**Exercise goal:** Repeat the records below exactly, leaving out every picture.

**The records:**

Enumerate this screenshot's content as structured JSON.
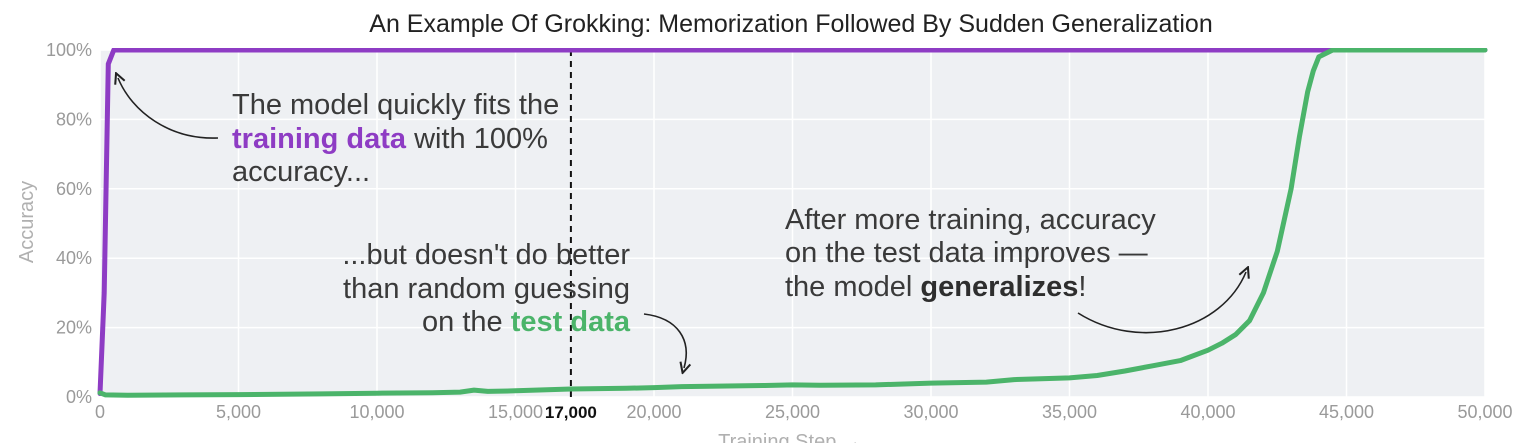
{
  "chart_data": {
    "type": "line",
    "title": "An Example Of Grokking: Memorization Followed By Sudden Generalization",
    "xlabel": "Training Step →",
    "ylabel": "Accuracy",
    "xlim": [
      0,
      50000
    ],
    "ylim": [
      0,
      100
    ],
    "x_ticks": [
      0,
      5000,
      10000,
      15000,
      20000,
      25000,
      30000,
      35000,
      40000,
      45000,
      50000
    ],
    "x_tick_labels": [
      "0",
      "5,000",
      "10,000",
      "15,000",
      "20,000",
      "25,000",
      "30,000",
      "35,000",
      "40,000",
      "45,000",
      "50,000"
    ],
    "y_ticks": [
      0,
      20,
      40,
      60,
      80,
      100
    ],
    "y_tick_labels": [
      "0%",
      "20%",
      "40%",
      "60%",
      "80%",
      "100%"
    ],
    "grid": true,
    "colors": {
      "train": "#8e3cc4",
      "test": "#4bb46a",
      "background": "#eef0f3",
      "grid": "#ffffff"
    },
    "series": [
      {
        "key": "train",
        "color": "#8e3cc4",
        "points": [
          [
            0,
            1
          ],
          [
            150,
            30
          ],
          [
            300,
            96
          ],
          [
            500,
            100
          ],
          [
            50000,
            100
          ]
        ]
      },
      {
        "key": "test",
        "color": "#4bb46a",
        "points": [
          [
            0,
            1.2
          ],
          [
            200,
            0.6
          ],
          [
            1000,
            0.5
          ],
          [
            3000,
            0.6
          ],
          [
            5000,
            0.7
          ],
          [
            8000,
            0.9
          ],
          [
            10000,
            1.1
          ],
          [
            12000,
            1.2
          ],
          [
            13000,
            1.4
          ],
          [
            13500,
            2.0
          ],
          [
            14000,
            1.6
          ],
          [
            15000,
            1.8
          ],
          [
            17000,
            2.3
          ],
          [
            19000,
            2.5
          ],
          [
            20000,
            2.7
          ],
          [
            21000,
            3.0
          ],
          [
            22000,
            3.1
          ],
          [
            24000,
            3.3
          ],
          [
            25000,
            3.5
          ],
          [
            26000,
            3.4
          ],
          [
            28000,
            3.5
          ],
          [
            30000,
            4.0
          ],
          [
            32000,
            4.3
          ],
          [
            33000,
            5.0
          ],
          [
            35000,
            5.5
          ],
          [
            36000,
            6.2
          ],
          [
            37000,
            7.5
          ],
          [
            38000,
            9.0
          ],
          [
            39000,
            10.5
          ],
          [
            40000,
            13.5
          ],
          [
            40500,
            15.5
          ],
          [
            41000,
            18
          ],
          [
            41500,
            22
          ],
          [
            42000,
            30
          ],
          [
            42500,
            42
          ],
          [
            43000,
            60
          ],
          [
            43300,
            75
          ],
          [
            43600,
            88
          ],
          [
            43800,
            94
          ],
          [
            44000,
            98
          ],
          [
            44500,
            100
          ],
          [
            50000,
            100
          ]
        ]
      }
    ],
    "marker": {
      "x": 17000,
      "label": "17,000"
    },
    "annotations": {
      "train_note": {
        "line1": "The model quickly fits the",
        "highlight": "training data",
        "line2_rest": " with 100%",
        "line3": "accuracy..."
      },
      "test_note": {
        "line1": "...but doesn't do better",
        "line2": "than random guessing",
        "line3_pre": "on the ",
        "highlight": "test data"
      },
      "general_note": {
        "line1": "After more training, accuracy",
        "line2": "on the test data improves —",
        "line3_pre": "the model ",
        "highlight": "generalizes",
        "line3_post": "!"
      }
    }
  }
}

**Expected answer:**
Enumerate this screenshot's content as structured JSON.
{
  "chart_data": {
    "type": "line",
    "title": "An Example Of Grokking: Memorization Followed By Sudden Generalization",
    "xlabel": "Training Step →",
    "ylabel": "Accuracy",
    "xlim": [
      0,
      50000
    ],
    "ylim": [
      0,
      100
    ],
    "x_ticks": [
      0,
      5000,
      10000,
      15000,
      20000,
      25000,
      30000,
      35000,
      40000,
      45000,
      50000
    ],
    "x_tick_labels": [
      "0",
      "5,000",
      "10,000",
      "15,000",
      "20,000",
      "25,000",
      "30,000",
      "35,000",
      "40,000",
      "45,000",
      "50,000"
    ],
    "y_ticks": [
      0,
      20,
      40,
      60,
      80,
      100
    ],
    "y_tick_labels": [
      "0%",
      "20%",
      "40%",
      "60%",
      "80%",
      "100%"
    ],
    "grid": true,
    "colors": {
      "train": "#8e3cc4",
      "test": "#4bb46a",
      "background": "#eef0f3",
      "grid": "#ffffff"
    },
    "series": [
      {
        "key": "train",
        "color": "#8e3cc4",
        "points": [
          [
            0,
            1
          ],
          [
            150,
            30
          ],
          [
            300,
            96
          ],
          [
            500,
            100
          ],
          [
            50000,
            100
          ]
        ]
      },
      {
        "key": "test",
        "color": "#4bb46a",
        "points": [
          [
            0,
            1.2
          ],
          [
            200,
            0.6
          ],
          [
            1000,
            0.5
          ],
          [
            3000,
            0.6
          ],
          [
            5000,
            0.7
          ],
          [
            8000,
            0.9
          ],
          [
            10000,
            1.1
          ],
          [
            12000,
            1.2
          ],
          [
            13000,
            1.4
          ],
          [
            13500,
            2.0
          ],
          [
            14000,
            1.6
          ],
          [
            15000,
            1.8
          ],
          [
            17000,
            2.3
          ],
          [
            19000,
            2.5
          ],
          [
            20000,
            2.7
          ],
          [
            21000,
            3.0
          ],
          [
            22000,
            3.1
          ],
          [
            24000,
            3.3
          ],
          [
            25000,
            3.5
          ],
          [
            26000,
            3.4
          ],
          [
            28000,
            3.5
          ],
          [
            30000,
            4.0
          ],
          [
            32000,
            4.3
          ],
          [
            33000,
            5.0
          ],
          [
            35000,
            5.5
          ],
          [
            36000,
            6.2
          ],
          [
            37000,
            7.5
          ],
          [
            38000,
            9.0
          ],
          [
            39000,
            10.5
          ],
          [
            40000,
            13.5
          ],
          [
            40500,
            15.5
          ],
          [
            41000,
            18
          ],
          [
            41500,
            22
          ],
          [
            42000,
            30
          ],
          [
            42500,
            42
          ],
          [
            43000,
            60
          ],
          [
            43300,
            75
          ],
          [
            43600,
            88
          ],
          [
            43800,
            94
          ],
          [
            44000,
            98
          ],
          [
            44500,
            100
          ],
          [
            50000,
            100
          ]
        ]
      }
    ],
    "marker": {
      "x": 17000,
      "label": "17,000"
    },
    "annotations": {
      "train_note": {
        "line1": "The model quickly fits the",
        "highlight": "training data",
        "line2_rest": " with 100%",
        "line3": "accuracy..."
      },
      "test_note": {
        "line1": "...but doesn't do better",
        "line2": "than random guessing",
        "line3_pre": "on the ",
        "highlight": "test data"
      },
      "general_note": {
        "line1": "After more training, accuracy",
        "line2": "on the test data improves —",
        "line3_pre": "the model ",
        "highlight": "generalizes",
        "line3_post": "!"
      }
    }
  }
}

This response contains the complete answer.